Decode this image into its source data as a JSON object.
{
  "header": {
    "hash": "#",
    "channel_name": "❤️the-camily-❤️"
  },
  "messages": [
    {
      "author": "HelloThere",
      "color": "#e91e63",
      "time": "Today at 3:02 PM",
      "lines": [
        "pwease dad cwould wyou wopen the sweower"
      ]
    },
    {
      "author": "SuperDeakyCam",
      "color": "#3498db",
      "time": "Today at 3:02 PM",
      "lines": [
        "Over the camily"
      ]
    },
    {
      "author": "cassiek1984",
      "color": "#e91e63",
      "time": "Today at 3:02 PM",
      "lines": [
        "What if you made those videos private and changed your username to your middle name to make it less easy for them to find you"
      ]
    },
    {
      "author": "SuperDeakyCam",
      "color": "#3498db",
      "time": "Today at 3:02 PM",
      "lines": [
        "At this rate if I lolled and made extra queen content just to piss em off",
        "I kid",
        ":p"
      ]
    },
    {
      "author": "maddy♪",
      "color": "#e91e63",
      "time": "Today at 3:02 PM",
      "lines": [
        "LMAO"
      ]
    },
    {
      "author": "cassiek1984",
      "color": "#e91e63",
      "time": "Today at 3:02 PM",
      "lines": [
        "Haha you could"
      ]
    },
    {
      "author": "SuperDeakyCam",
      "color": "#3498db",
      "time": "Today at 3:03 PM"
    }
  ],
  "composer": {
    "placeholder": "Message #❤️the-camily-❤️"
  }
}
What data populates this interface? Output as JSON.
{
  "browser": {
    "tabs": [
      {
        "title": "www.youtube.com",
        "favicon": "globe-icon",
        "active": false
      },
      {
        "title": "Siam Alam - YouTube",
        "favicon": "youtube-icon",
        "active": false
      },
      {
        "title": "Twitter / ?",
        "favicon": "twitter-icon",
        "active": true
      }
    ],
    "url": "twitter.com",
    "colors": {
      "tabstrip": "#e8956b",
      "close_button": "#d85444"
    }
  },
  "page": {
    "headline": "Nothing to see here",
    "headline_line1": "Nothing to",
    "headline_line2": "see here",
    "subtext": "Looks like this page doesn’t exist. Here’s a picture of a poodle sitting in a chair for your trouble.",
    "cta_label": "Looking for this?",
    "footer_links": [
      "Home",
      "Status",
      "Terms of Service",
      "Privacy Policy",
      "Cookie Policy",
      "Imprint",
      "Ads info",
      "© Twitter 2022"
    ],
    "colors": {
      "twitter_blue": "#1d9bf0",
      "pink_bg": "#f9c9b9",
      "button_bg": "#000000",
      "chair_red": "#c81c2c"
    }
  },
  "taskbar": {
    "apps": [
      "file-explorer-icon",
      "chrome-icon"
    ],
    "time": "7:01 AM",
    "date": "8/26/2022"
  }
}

◆ **EXERCISE INSTRUCTIONS**
Retype all the records, matching them exactly.

◆ **RIGHT ANSWER**
Decode this image into its source data as a JSON object.
{
  "header": {
    "hash": "#",
    "channel_name": "❤️the-camily-❤️"
  },
  "messages": [
    {
      "author": "HelloThere",
      "color": "#e91e63",
      "time": "Today at 3:02 PM",
      "lines": [
        "pwease dad cwould wyou wopen the sweower"
      ]
    },
    {
      "author": "SuperDeakyCam",
      "color": "#3498db",
      "time": "Today at 3:02 PM",
      "lines": [
        "Over the camily"
      ]
    },
    {
      "author": "cassiek1984",
      "color": "#e91e63",
      "time": "Today at 3:02 PM",
      "lines": [
        "What if you made those videos private and changed your username to your middle name to make it less easy for them to find you"
      ]
    },
    {
      "author": "SuperDeakyCam",
      "color": "#3498db",
      "time": "Today at 3:02 PM",
      "lines": [
        "At this rate if I lolled and made extra queen content just to piss em off",
        "I kid",
        ":p"
      ]
    },
    {
      "author": "maddy♪",
      "color": "#e91e63",
      "time": "Today at 3:02 PM",
      "lines": [
        "LMAO"
      ]
    },
    {
      "author": "cassiek1984",
      "color": "#e91e63",
      "time": "Today at 3:02 PM",
      "lines": [
        "Haha you could"
      ]
    },
    {
      "author": "SuperDeakyCam",
      "color": "#3498db",
      "time": "Today at 3:03 PM"
    }
  ],
  "composer": {
    "placeholder": "Message #❤️the-camily-❤️"
  }
}
What data populates this interface? Output as JSON.
{
  "browser": {
    "tabs": [
      {
        "title": "www.youtube.com",
        "favicon": "globe-icon",
        "active": false
      },
      {
        "title": "Siam Alam - YouTube",
        "favicon": "youtube-icon",
        "active": false
      },
      {
        "title": "Twitter / ?",
        "favicon": "twitter-icon",
        "active": true
      }
    ],
    "url": "twitter.com",
    "colors": {
      "tabstrip": "#e8956b",
      "close_button": "#d85444"
    }
  },
  "page": {
    "headline": "Nothing to see here",
    "headline_line1": "Nothing to",
    "headline_line2": "see here",
    "subtext": "Looks like this page doesn’t exist. Here’s a picture of a poodle sitting in a chair for your trouble.",
    "cta_label": "Looking for this?",
    "footer_links": [
      "Home",
      "Status",
      "Terms of Service",
      "Privacy Policy",
      "Cookie Policy",
      "Imprint",
      "Ads info",
      "© Twitter 2022"
    ],
    "colors": {
      "twitter_blue": "#1d9bf0",
      "pink_bg": "#f9c9b9",
      "button_bg": "#000000",
      "chair_red": "#c81c2c"
    }
  },
  "taskbar": {
    "apps": [
      "file-explorer-icon",
      "chrome-icon"
    ],
    "time": "7:01 AM",
    "date": "8/26/2022"
  }
}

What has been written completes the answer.